> **TASK TO CARRY OUT**:
Retype each record below word for word. Leave the pictures out.
***** GIVEN DATA
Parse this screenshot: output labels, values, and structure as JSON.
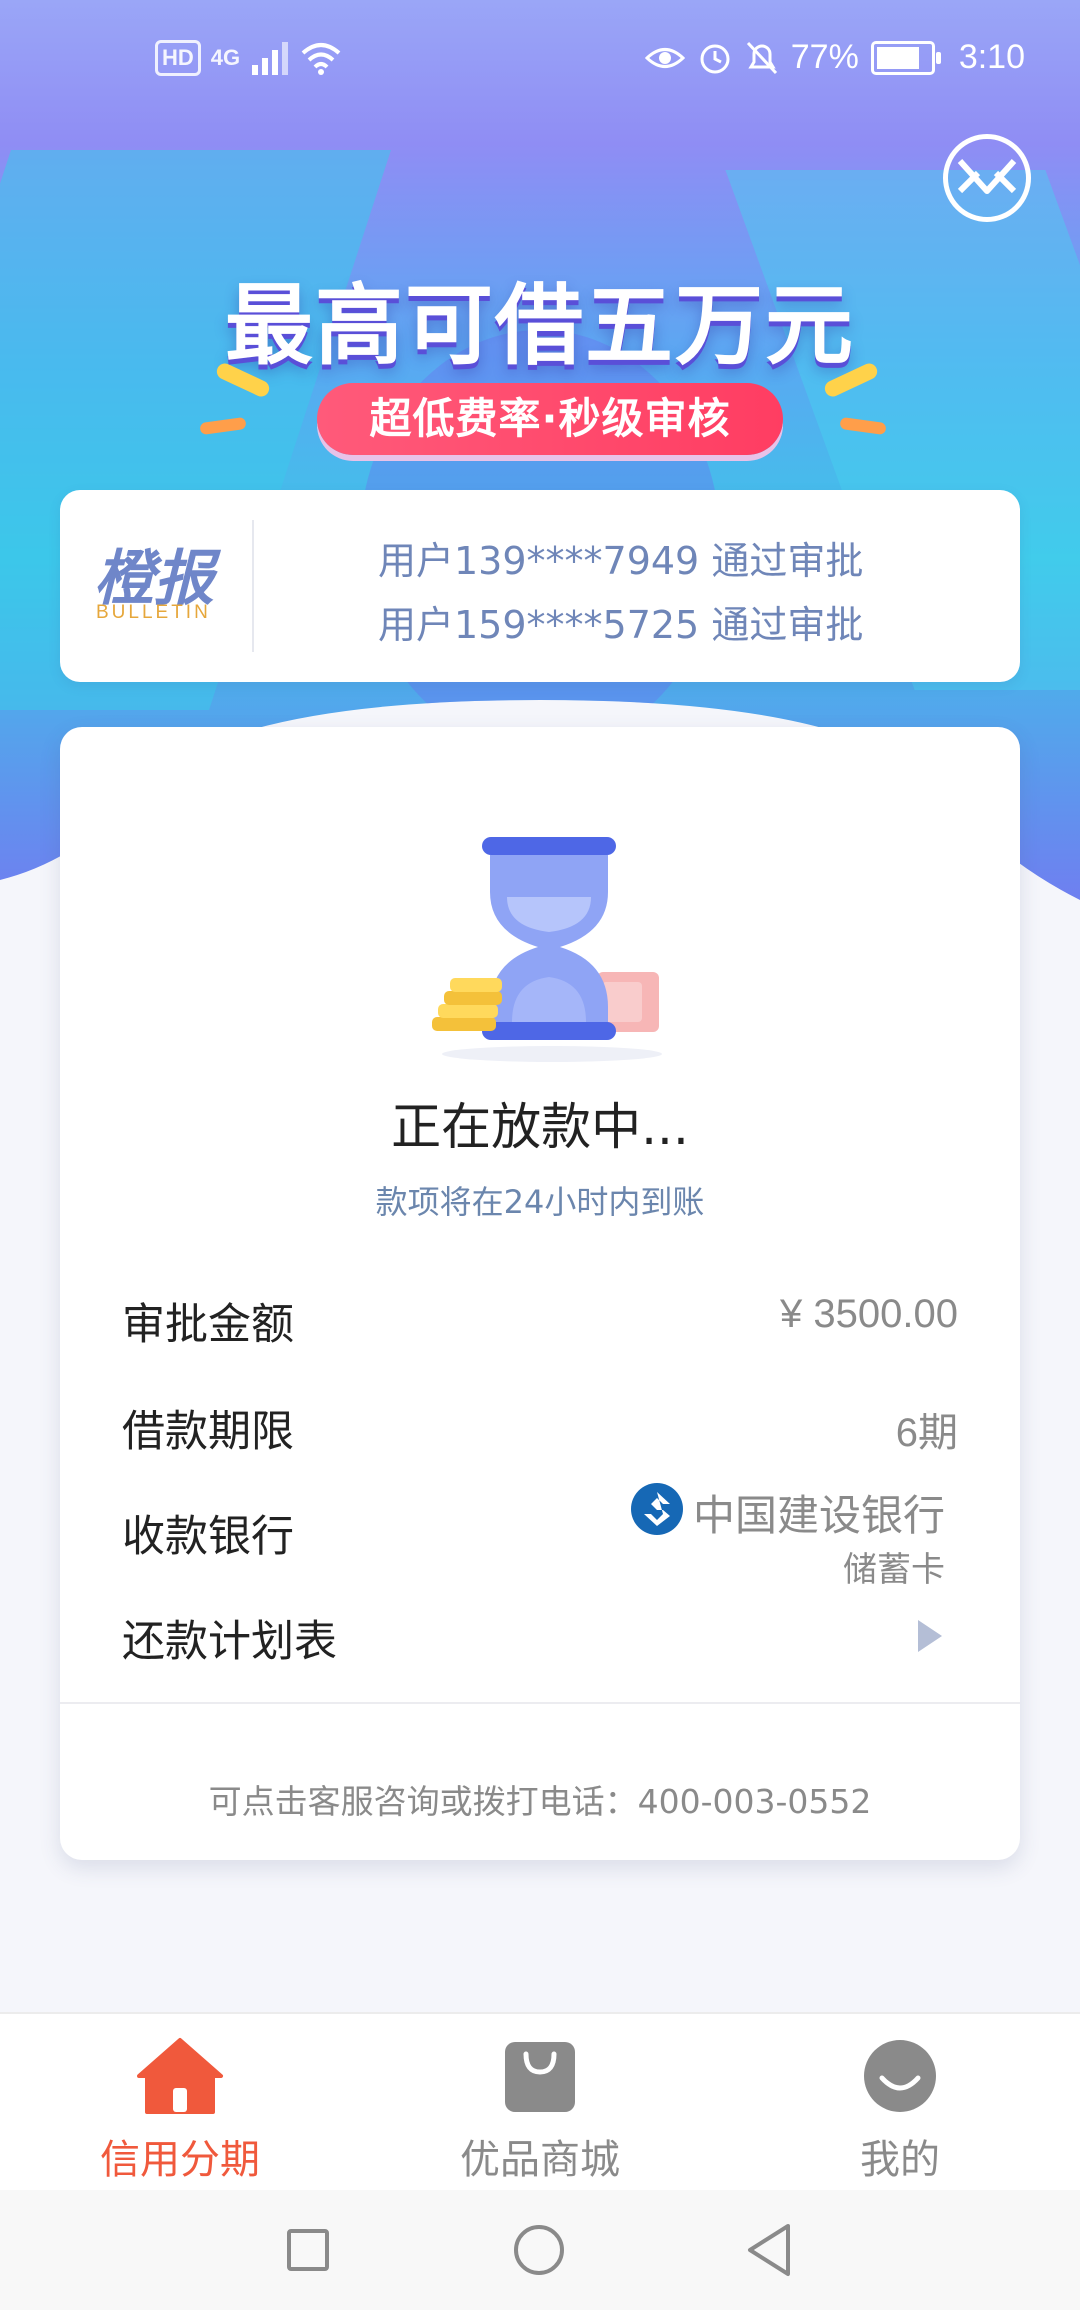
{
  "status_bar": {
    "left_chips": [
      "HD",
      "4G"
    ],
    "battery_percent": "77%",
    "time": "3:10"
  },
  "hero": {
    "headline": "最高可借五万元",
    "subtitle": "超低费率·秒级审核"
  },
  "bulletin": {
    "brand_cn": "橙报",
    "brand_en": "BULLETIN",
    "lines": [
      "用户139****7949 通过审批",
      "用户159****5725 通过审批"
    ]
  },
  "loan_status": {
    "title": "正在放款中...",
    "subtitle": "款项将在24小时内到账",
    "rows": {
      "amount": {
        "label": "审批金额",
        "value": "¥ 3500.00"
      },
      "term": {
        "label": "借款期限",
        "value": "6期"
      },
      "bank": {
        "label": "收款银行",
        "name": "中国建设银行",
        "type": "储蓄卡"
      },
      "schedule": {
        "label": "还款计划表"
      }
    },
    "hotline": "可点击客服咨询或拨打电话：400-003-0552"
  },
  "tabbar": {
    "tabs": [
      {
        "label": "信用分期",
        "icon": "home-icon",
        "active": true
      },
      {
        "label": "优品商城",
        "icon": "shopping-bag-icon",
        "active": false
      },
      {
        "label": "我的",
        "icon": "profile-icon",
        "active": false
      }
    ]
  },
  "colors": {
    "accent": "#f0593c",
    "inactive_tab": "#8a8a8a",
    "subpill": "#ff4d6d",
    "bulletin_text": "#6f86b8"
  }
}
**********
> **FINISHED TASK**:
Parse this screenshot: output labels, values, and structure as JSON.
{
  "status_bar": {
    "left_chips": [
      "HD",
      "4G"
    ],
    "battery_percent": "77%",
    "time": "3:10"
  },
  "hero": {
    "headline": "最高可借五万元",
    "subtitle": "超低费率·秒级审核"
  },
  "bulletin": {
    "brand_cn": "橙报",
    "brand_en": "BULLETIN",
    "lines": [
      "用户139****7949 通过审批",
      "用户159****5725 通过审批"
    ]
  },
  "loan_status": {
    "title": "正在放款中...",
    "subtitle": "款项将在24小时内到账",
    "rows": {
      "amount": {
        "label": "审批金额",
        "value": "¥ 3500.00"
      },
      "term": {
        "label": "借款期限",
        "value": "6期"
      },
      "bank": {
        "label": "收款银行",
        "name": "中国建设银行",
        "type": "储蓄卡"
      },
      "schedule": {
        "label": "还款计划表"
      }
    },
    "hotline": "可点击客服咨询或拨打电话：400-003-0552"
  },
  "tabbar": {
    "tabs": [
      {
        "label": "信用分期",
        "icon": "home-icon",
        "active": true
      },
      {
        "label": "优品商城",
        "icon": "shopping-bag-icon",
        "active": false
      },
      {
        "label": "我的",
        "icon": "profile-icon",
        "active": false
      }
    ]
  },
  "colors": {
    "accent": "#f0593c",
    "inactive_tab": "#8a8a8a",
    "subpill": "#ff4d6d",
    "bulletin_text": "#6f86b8"
  }
}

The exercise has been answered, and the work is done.